— start of Material for this exercise —

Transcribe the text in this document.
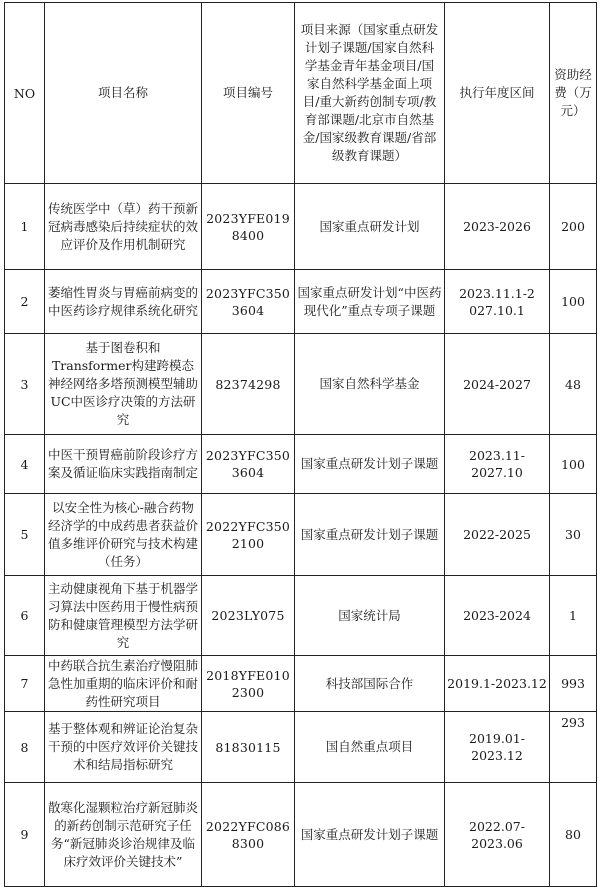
NO	项目名称	项目编号	项目来源（国家重点研发计划子课题/国家自然科学基金青年基金项目/国家自然科学基金面上项目/重大新药创制专项/教育部课题/北京市自然基金/国家级教育课题/省部级教育课题）	执行年度区间	资助经费（万元）
1	传统医学中（草）药干预新冠病毒感染后持续症状的效应评价及作用机制研究	2023YFE0198400	国家重点研发计划	2023-2026	200
2	萎缩性胃炎与胃癌前病变的中医药诊疗规律系统化研究	2023YFC3503604	国家重点研发计划“中医药现代化”重点专项子课题	2023.11.1-2027.10.1	100
3	基于图卷积和Transformer构建跨模态神经网络多塔预测模型辅助UC中医诊疗决策的方法研究	82374298	国家自然科学基金	2024-2027	48
4	中医干预胃癌前阶段诊疗方案及循证临床实践指南制定	2023YFC3503604	国家重点研发计划子课题	2023.11-2027.10	100
5	以安全性为核心-融合药物经济学的中成药患者获益价值多维评价研究与技术构建（任务）	2022YFC3502100	国家重点研发计划子课题	2022-2025	30
6	主动健康视角下基于机器学习算法中医药用于慢性病预防和健康管理模型方法学研究	2023LY075	国家统计局	2023-2024	1
7	中药联合抗生素治疗慢阻肺急性加重期的临床评价和耐药性研究项目	2018YFE0102300	科技部国际合作	2019.1-2023.12	993
8	基于整体观和辨证论治复杂干预的中医疗效评价关键技术和结局指标研究	81830115	国自然重点项目	2019.01-2023.12	293
9	散寒化湿颗粒治疗新冠肺炎的新药创制示范研究子任务“新冠肺炎诊治规律及临床疗效评价关键技术”	2022YFC0868300	国家重点研发计划子课题	2022.07-2023.06	80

— end of Material for this exercise —

**To do:**
Pull out all lines containing "国家重点研发计划子课题".

**Output:**
NO	项目名称	项目编号	项目来源（国家重点研发计划子课题/国家自然科学基金青年基金项目/国家自然科学基金面上项目/重大新药创制专项/教育部课题/北京市自然基金/国家级教育课题/省部级教育课题）	执行年度区间	资助经费（万元）
4	中医干预胃癌前阶段诊疗方案及循证临床实践指南制定	2023YFC3503604	国家重点研发计划子课题	2023.11-2027.10	100
5	以安全性为核心-融合药物经济学的中成药患者获益价值多维评价研究与技术构建（任务）	2022YFC3502100	国家重点研发计划子课题	2022-2025	30
9	散寒化湿颗粒治疗新冠肺炎的新药创制示范研究子任务“新冠肺炎诊治规律及临床疗效评价关键技术”	2022YFC0868300	国家重点研发计划子课题	2022.07-2023.06	80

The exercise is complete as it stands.